OBJECTIVE —
Pick out all lines with the word "WIRING" from the records that follow.

(Items from a data source)
____

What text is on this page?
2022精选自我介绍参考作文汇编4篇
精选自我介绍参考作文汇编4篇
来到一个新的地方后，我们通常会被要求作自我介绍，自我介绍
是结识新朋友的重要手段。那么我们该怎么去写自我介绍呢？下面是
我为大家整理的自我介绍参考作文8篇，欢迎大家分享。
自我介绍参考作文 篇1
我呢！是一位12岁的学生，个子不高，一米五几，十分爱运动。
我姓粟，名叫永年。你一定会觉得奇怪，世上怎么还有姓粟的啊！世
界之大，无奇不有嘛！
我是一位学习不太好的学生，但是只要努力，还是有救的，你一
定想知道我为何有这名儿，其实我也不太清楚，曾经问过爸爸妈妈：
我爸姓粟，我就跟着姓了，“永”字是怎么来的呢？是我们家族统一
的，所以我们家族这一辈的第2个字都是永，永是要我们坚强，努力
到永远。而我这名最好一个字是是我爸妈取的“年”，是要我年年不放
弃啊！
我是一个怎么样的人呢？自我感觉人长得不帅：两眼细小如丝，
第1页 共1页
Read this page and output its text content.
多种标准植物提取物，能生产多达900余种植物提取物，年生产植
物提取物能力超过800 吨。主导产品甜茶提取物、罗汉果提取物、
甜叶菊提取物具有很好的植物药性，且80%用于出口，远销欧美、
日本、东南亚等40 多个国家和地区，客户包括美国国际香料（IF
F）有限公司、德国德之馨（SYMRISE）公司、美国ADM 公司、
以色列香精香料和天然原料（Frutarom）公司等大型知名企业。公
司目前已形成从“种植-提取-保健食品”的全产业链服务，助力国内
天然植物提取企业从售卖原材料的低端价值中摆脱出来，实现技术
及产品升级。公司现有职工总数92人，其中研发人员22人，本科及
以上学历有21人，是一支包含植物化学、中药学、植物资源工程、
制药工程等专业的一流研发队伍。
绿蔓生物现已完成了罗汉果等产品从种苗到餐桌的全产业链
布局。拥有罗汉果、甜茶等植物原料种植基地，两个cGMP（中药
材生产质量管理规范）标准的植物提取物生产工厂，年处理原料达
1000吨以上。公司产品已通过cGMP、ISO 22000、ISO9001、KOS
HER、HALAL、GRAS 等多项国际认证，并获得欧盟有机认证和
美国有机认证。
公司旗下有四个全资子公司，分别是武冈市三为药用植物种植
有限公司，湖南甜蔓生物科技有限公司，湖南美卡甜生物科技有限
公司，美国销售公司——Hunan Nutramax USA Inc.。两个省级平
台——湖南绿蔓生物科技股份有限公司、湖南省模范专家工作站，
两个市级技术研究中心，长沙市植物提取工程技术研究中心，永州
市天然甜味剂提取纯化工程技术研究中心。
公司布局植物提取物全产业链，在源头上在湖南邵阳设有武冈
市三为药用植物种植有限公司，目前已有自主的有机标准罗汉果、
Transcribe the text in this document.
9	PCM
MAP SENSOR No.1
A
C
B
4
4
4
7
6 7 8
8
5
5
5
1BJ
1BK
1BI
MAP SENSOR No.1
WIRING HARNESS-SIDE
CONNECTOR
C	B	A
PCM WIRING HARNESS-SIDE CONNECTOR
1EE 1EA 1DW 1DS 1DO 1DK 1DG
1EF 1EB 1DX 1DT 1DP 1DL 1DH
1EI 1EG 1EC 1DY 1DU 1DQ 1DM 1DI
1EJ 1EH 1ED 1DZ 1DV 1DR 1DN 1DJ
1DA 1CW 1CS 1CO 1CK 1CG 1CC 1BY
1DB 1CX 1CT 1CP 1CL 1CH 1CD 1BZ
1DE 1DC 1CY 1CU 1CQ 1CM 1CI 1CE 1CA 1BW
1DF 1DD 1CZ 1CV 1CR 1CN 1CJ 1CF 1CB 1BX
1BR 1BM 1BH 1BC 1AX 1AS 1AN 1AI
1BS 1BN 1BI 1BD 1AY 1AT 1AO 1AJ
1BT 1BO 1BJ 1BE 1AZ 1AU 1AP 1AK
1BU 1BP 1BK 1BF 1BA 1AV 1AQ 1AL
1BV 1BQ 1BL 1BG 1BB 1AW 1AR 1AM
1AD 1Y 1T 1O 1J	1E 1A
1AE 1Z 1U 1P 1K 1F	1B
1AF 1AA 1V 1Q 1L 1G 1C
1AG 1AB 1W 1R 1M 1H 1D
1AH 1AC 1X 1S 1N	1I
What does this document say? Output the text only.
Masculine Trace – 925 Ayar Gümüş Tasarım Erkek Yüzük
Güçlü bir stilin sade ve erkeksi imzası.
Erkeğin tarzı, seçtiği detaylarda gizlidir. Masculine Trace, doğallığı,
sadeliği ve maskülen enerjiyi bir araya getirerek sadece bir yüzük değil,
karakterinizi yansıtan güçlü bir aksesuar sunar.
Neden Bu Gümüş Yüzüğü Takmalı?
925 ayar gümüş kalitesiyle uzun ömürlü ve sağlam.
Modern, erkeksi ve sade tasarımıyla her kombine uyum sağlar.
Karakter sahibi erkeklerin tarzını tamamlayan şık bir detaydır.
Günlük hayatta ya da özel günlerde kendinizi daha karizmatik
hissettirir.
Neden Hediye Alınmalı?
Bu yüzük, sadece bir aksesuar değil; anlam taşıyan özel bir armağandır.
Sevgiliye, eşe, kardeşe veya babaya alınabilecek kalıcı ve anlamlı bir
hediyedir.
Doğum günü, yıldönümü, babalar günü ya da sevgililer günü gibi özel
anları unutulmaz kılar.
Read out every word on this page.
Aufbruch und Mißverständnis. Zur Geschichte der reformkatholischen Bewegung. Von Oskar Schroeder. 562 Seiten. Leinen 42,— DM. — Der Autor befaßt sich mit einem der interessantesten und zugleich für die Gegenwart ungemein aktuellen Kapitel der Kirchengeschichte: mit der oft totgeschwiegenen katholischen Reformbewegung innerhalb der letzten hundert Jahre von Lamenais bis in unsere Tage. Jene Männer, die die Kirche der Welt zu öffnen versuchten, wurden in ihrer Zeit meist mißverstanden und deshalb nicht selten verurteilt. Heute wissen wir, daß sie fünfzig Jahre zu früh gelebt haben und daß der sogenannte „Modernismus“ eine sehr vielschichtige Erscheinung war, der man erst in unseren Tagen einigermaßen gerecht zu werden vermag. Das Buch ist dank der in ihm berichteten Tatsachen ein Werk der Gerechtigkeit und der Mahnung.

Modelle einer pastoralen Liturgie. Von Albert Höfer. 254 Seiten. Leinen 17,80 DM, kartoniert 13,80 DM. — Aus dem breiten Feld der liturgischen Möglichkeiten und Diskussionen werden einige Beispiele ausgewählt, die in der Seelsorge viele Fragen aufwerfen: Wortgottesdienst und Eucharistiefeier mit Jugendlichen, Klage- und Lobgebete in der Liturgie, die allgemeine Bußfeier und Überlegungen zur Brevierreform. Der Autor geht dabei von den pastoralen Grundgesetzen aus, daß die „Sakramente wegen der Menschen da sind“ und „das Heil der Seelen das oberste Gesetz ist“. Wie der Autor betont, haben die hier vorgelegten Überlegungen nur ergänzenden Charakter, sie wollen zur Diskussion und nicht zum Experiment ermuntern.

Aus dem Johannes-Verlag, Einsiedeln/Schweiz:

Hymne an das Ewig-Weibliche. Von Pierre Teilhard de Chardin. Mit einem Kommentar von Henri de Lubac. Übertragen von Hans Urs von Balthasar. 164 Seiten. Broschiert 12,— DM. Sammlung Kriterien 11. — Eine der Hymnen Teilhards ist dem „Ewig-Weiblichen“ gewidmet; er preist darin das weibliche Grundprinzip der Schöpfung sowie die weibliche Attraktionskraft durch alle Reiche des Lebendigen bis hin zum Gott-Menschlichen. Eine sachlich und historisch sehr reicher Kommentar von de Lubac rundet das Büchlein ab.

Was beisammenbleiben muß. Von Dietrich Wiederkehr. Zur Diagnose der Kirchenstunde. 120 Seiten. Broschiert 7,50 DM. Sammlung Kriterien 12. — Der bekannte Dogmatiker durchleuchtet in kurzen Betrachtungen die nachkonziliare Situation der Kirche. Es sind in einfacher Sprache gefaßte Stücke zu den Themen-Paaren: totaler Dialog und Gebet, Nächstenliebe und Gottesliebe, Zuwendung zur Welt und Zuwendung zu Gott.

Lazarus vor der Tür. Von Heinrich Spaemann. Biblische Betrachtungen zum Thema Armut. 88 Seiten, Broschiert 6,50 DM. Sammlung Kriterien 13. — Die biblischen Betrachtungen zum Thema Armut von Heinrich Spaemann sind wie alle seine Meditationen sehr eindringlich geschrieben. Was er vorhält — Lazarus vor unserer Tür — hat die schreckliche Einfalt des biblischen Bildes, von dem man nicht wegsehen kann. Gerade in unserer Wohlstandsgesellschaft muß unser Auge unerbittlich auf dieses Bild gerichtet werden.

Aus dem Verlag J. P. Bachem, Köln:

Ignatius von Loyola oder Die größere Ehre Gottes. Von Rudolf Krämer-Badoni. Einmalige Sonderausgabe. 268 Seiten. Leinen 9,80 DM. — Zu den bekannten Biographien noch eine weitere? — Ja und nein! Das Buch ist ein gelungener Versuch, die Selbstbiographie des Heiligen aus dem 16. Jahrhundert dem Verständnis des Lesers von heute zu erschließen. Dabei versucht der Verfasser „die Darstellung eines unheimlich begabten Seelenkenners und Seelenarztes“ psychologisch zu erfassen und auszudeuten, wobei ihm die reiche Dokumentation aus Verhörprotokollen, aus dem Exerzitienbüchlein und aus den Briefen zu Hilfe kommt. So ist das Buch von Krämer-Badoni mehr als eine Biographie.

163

____

RESULT FOR THIS EXERCISE —
WIRING HARNESS-SIDE
PCM WIRING HARNESS-SIDE CONNECTOR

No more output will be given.